======== LISTED ENTRIES

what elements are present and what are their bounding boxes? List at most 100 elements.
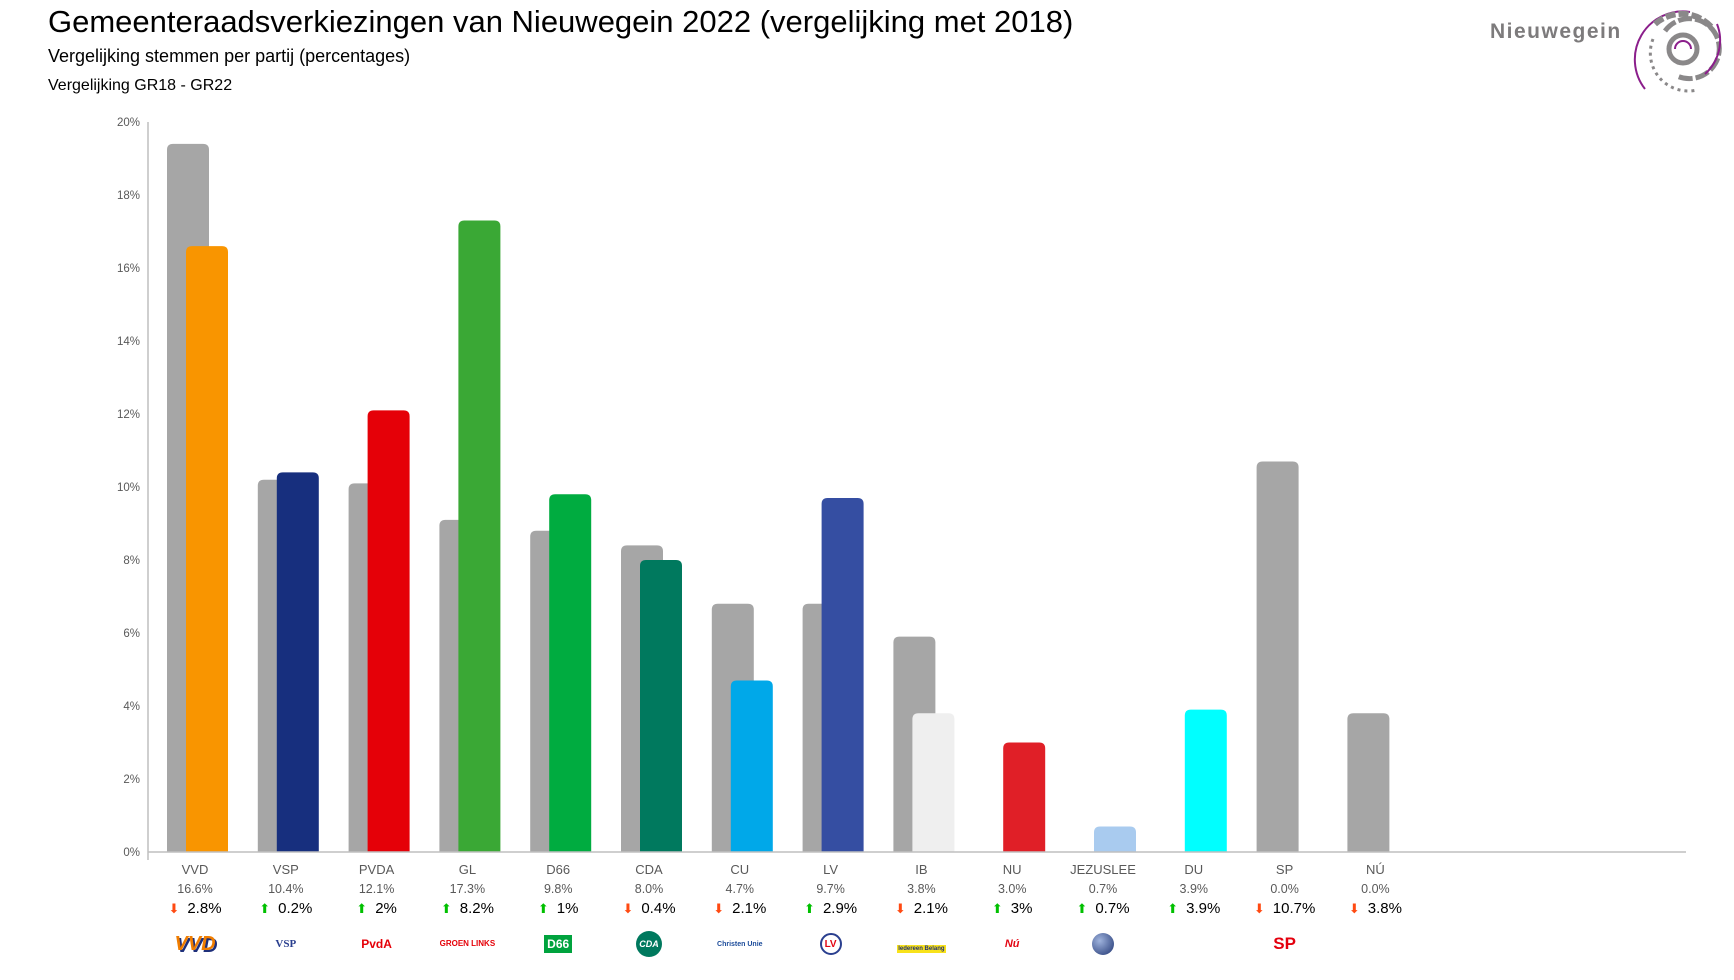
party-percentage: 16.6% <box>177 882 213 896</box>
bar-gr22-jezuslee <box>1094 826 1136 852</box>
party-name: PVDA <box>358 862 395 877</box>
party-percentage: 17.3% <box>449 882 486 896</box>
arrow-down-icon: ⬇ <box>622 901 634 916</box>
party-change: ⬇ 10.7% <box>1235 900 1335 917</box>
party-change: ⬇ 2.8% <box>145 900 245 917</box>
logo-mark-icon: D66 <box>544 935 573 953</box>
party-percentage: 10.4% <box>268 882 304 896</box>
logo-mark-icon: PvdA <box>361 937 392 951</box>
party-change: ⬆ 3% <box>962 900 1062 917</box>
party-change: ⬆ 3.9% <box>1144 900 1244 917</box>
y-tick-label: 14% <box>117 336 140 348</box>
change-value: 2.9% <box>822 900 858 917</box>
party-name: IB <box>915 862 928 877</box>
party-name: SP <box>1275 862 1294 877</box>
arrow-up-icon: ⬆ <box>537 901 549 916</box>
bar-gr22-gl <box>458 220 501 853</box>
bar-gr22-vsp <box>276 472 319 852</box>
party-change: ⬇ 2.1% <box>690 900 790 917</box>
party-name: VVD <box>181 862 209 877</box>
change-value: 0.7% <box>1095 900 1130 917</box>
bar-gr22-cda <box>640 560 682 852</box>
party-percentage: 8.0% <box>634 882 664 896</box>
party-logo-cda: CDA <box>599 931 699 957</box>
y-tick-label: 18% <box>117 190 140 202</box>
party-change: ⬆ 2.9% <box>781 900 881 917</box>
change-value: 0.4% <box>641 900 676 917</box>
arrow-down-icon: ⬇ <box>168 901 180 916</box>
change-value: 3% <box>1010 900 1033 917</box>
party-logo-jezuslee <box>1053 932 1153 956</box>
party-logo-vvd: VVD <box>145 932 245 956</box>
bar-gr22-vvd <box>186 246 228 853</box>
logo-mark-icon: VSP <box>275 938 297 950</box>
logo-mark-icon: CDA <box>636 931 662 957</box>
party-name: CU <box>730 862 750 877</box>
party-name: LV <box>823 862 839 877</box>
party-logo-d66: D66 <box>508 932 608 956</box>
bar-gr22-pvda <box>367 410 410 852</box>
arrow-down-icon: ⬇ <box>1253 901 1265 916</box>
y-tick-label: 8% <box>123 555 140 567</box>
y-tick-label: 0% <box>123 847 140 859</box>
nieuwegein-logo-icon <box>1633 10 1722 93</box>
party-logo-lv: LV <box>781 932 881 956</box>
arrow-up-icon: ⬆ <box>356 901 368 916</box>
logo-mark-icon: SP <box>1273 934 1296 953</box>
bar-gr22-cu <box>730 680 773 852</box>
party-change: ⬆ 0.2% <box>236 900 336 917</box>
change-value: 3.9% <box>1186 900 1221 917</box>
party-percentage: 3.9% <box>1179 882 1209 896</box>
arrow-up-icon: ⬆ <box>1167 901 1179 916</box>
party-logo-gl: GROEN LINKS <box>417 932 517 956</box>
party-percentage: 0.0% <box>1270 882 1299 896</box>
party-logo-sp: SP <box>1235 932 1335 956</box>
y-tick-label: 10% <box>117 482 140 494</box>
party-name: CDA <box>635 862 663 877</box>
arrow-down-icon: ⬇ <box>894 901 906 916</box>
arrow-up-icon: ⬆ <box>440 901 452 916</box>
logo-mark-icon: GROEN LINKS <box>439 939 496 948</box>
party-percentage: 0.0% <box>1361 882 1390 896</box>
party-percentage: 9.7% <box>816 882 845 896</box>
party-name: VSP <box>272 862 299 877</box>
arrow-down-icon: ⬇ <box>1348 901 1360 916</box>
party-percentage: 3.8% <box>907 882 936 896</box>
party-logo-cu: Christen Unie <box>690 932 790 956</box>
change-value: 8.2% <box>459 900 494 917</box>
bar-gr22-nu <box>1003 742 1046 852</box>
bar-gr22-ib <box>912 713 955 852</box>
logo-mark-icon: Iedereen Belang <box>897 945 946 953</box>
party-change: ⬆ 0.7% <box>1053 900 1153 917</box>
change-value: 0.2% <box>278 900 313 917</box>
party-change: ⬇ 2.1% <box>871 900 971 917</box>
y-tick-label: 16% <box>117 263 140 275</box>
y-tick-label: 4% <box>123 701 140 713</box>
bar-gr18-nú <box>1347 713 1390 852</box>
change-value: 2% <box>375 900 397 917</box>
logo-mark-icon: Nú <box>1004 938 1020 950</box>
party-name: DU <box>1184 862 1204 877</box>
party-name: NÚ <box>1366 862 1385 877</box>
party-change: ⬆ 2% <box>327 900 427 917</box>
arrow-up-icon: ⬆ <box>259 901 271 916</box>
bar-gr18-sp <box>1256 461 1299 852</box>
y-tick-label: 2% <box>123 774 140 786</box>
bar-gr22-d66 <box>549 494 592 852</box>
change-value: 1% <box>556 900 579 917</box>
bar-gr22-lv <box>821 497 864 852</box>
chart-subtitle: Vergelijking stemmen per partij (percent… <box>48 46 411 66</box>
brand-name: Nieuwegein <box>1490 20 1622 43</box>
party-percentage: 12.1% <box>358 882 395 896</box>
party-change: ⬆ 8.2% <box>417 900 517 917</box>
change-value: 2.1% <box>913 900 948 917</box>
y-tick-label: 20% <box>117 117 140 129</box>
y-tick-label: 12% <box>117 409 140 421</box>
change-value: 3.8% <box>1367 900 1402 917</box>
party-name: GL <box>458 862 477 877</box>
arrow-up-icon: ⬆ <box>991 901 1003 916</box>
party-logo-nu: Nú <box>962 932 1062 956</box>
arrow-up-icon: ⬆ <box>1076 901 1088 916</box>
logo-mark-icon: Christen Unie <box>717 940 763 948</box>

================

◆ PROMPT
Extract the data from the line with "party-percentage: 16.6% <box>177" up to and including the line with "nieuwegein-logo-icon <box>1633 10", reproducing each line verbatim.

◆ FINISHED ANSWER
party-percentage: 16.6% <box>177 882 213 896</box>
bar-gr22-jezuslee <box>1094 826 1136 852</box>
party-name: PVDA <box>358 862 395 877</box>
party-percentage: 17.3% <box>449 882 486 896</box>
arrow-down-icon: ⬇ <box>622 901 634 916</box>
party-change: ⬇ 10.7% <box>1235 900 1335 917</box>
party-change: ⬇ 2.8% <box>145 900 245 917</box>
logo-mark-icon: D66 <box>544 935 573 953</box>
party-percentage: 10.4% <box>268 882 304 896</box>
logo-mark-icon: PvdA <box>361 937 392 951</box>
party-change: ⬆ 3% <box>962 900 1062 917</box>
party-change: ⬆ 3.9% <box>1144 900 1244 917</box>
y-tick-label: 14% <box>117 336 140 348</box>
change-value: 2.9% <box>822 900 858 917</box>
party-name: IB <box>915 862 928 877</box>
party-name: SP <box>1275 862 1294 877</box>
arrow-up-icon: ⬆ <box>537 901 549 916</box>
bar-gr22-gl <box>458 220 501 853</box>
bar-gr22-vsp <box>276 472 319 852</box>
party-change: ⬇ 2.1% <box>690 900 790 917</box>
party-name: VVD <box>181 862 209 877</box>
change-value: 0.7% <box>1095 900 1130 917</box>
bar-gr22-cda <box>640 560 682 852</box>
party-percentage: 8.0% <box>634 882 664 896</box>
party-logo-cda: CDA <box>599 931 699 957</box>
y-tick-label: 18% <box>117 190 140 202</box>
party-change: ⬆ 2.9% <box>781 900 881 917</box>
change-value: 0.4% <box>641 900 676 917</box>
arrow-down-icon: ⬇ <box>168 901 180 916</box>
change-value: 3% <box>1010 900 1033 917</box>
party-logo-jezuslee <box>1053 932 1153 956</box>
party-logo-vvd: VVD <box>145 932 245 956</box>
bar-gr22-vvd <box>186 246 228 853</box>
logo-mark-icon: VSP <box>275 938 297 950</box>
logo-mark-icon: CDA <box>636 931 662 957</box>
party-name: CU <box>730 862 750 877</box>
party-name: LV <box>823 862 839 877</box>
party-logo-d66: D66 <box>508 932 608 956</box>
bar-gr22-pvda <box>367 410 410 852</box>
arrow-down-icon: ⬇ <box>1253 901 1265 916</box>
y-tick-label: 8% <box>123 555 140 567</box>
y-tick-label: 0% <box>123 847 140 859</box>
nieuwegein-logo-icon <box>1633 10 1722 93</box>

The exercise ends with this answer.